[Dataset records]
◇ ◇ ◇ ◇

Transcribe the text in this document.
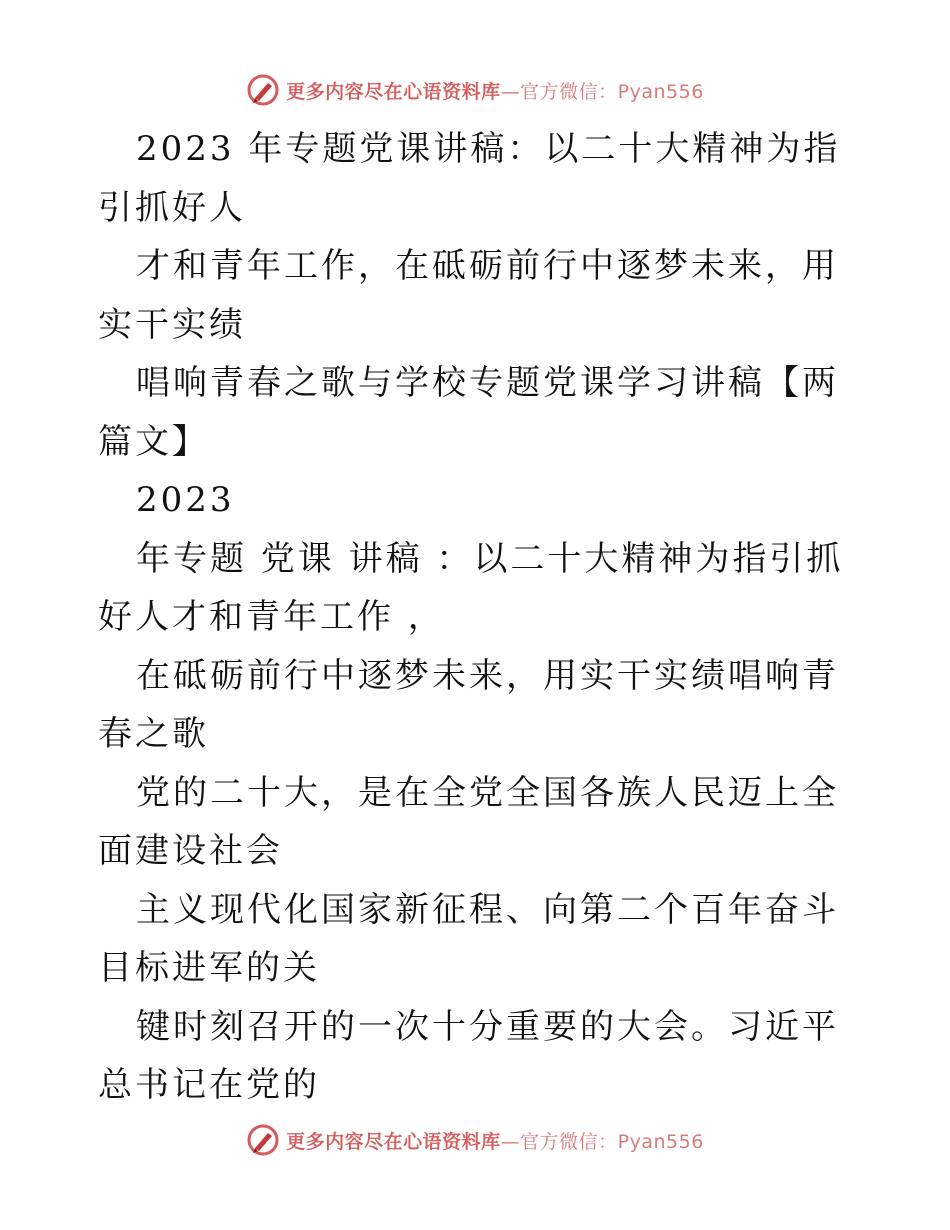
更多内容尽在心语资料库—官方微信：Pyan556

2023 年专题党课讲稿：以二十大精神为指引抓好人

才和青年工作，在砥砺前行中逐梦未来，用实干实绩

唱响青春之歌与学校专题党课学习讲稿【两篇文】

2023

年专题 党课 讲稿 ：以二十大精神为指引抓好人才和青年工作 ，

在砥砺前行中逐梦未来，用实干实绩唱响青春之歌

党的二十大，是在全党全国各族人民迈上全面建设社会

主义现代化国家新征程、向第二个百年奋斗目标进军的关

键时刻召开的一次十分重要的大会。习近平总书记在党的

更多内容尽在心语资料库—官方微信：Pyan556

◇ ◇ ◇ ◇

Copy out the listing exactly as it stands, but not the pictures.

Transcribe the text in this document.
更多内容尽在心语资料库—官方微信：Pyan556

2023 年专题党课讲稿：以二十大精神为指引抓好人

才和青年工作，在砥砺前行中逐梦未来，用实干实绩

唱响青春之歌与学校专题党课学习讲稿【两篇文】

2023

年专题 党课 讲稿 ：以二十大精神为指引抓好人才和青年工作 ，

在砥砺前行中逐梦未来，用实干实绩唱响青春之歌

党的二十大，是在全党全国各族人民迈上全面建设社会

主义现代化国家新征程、向第二个百年奋斗目标进军的关

键时刻召开的一次十分重要的大会。习近平总书记在党的

更多内容尽在心语资料库—官方微信：Pyan556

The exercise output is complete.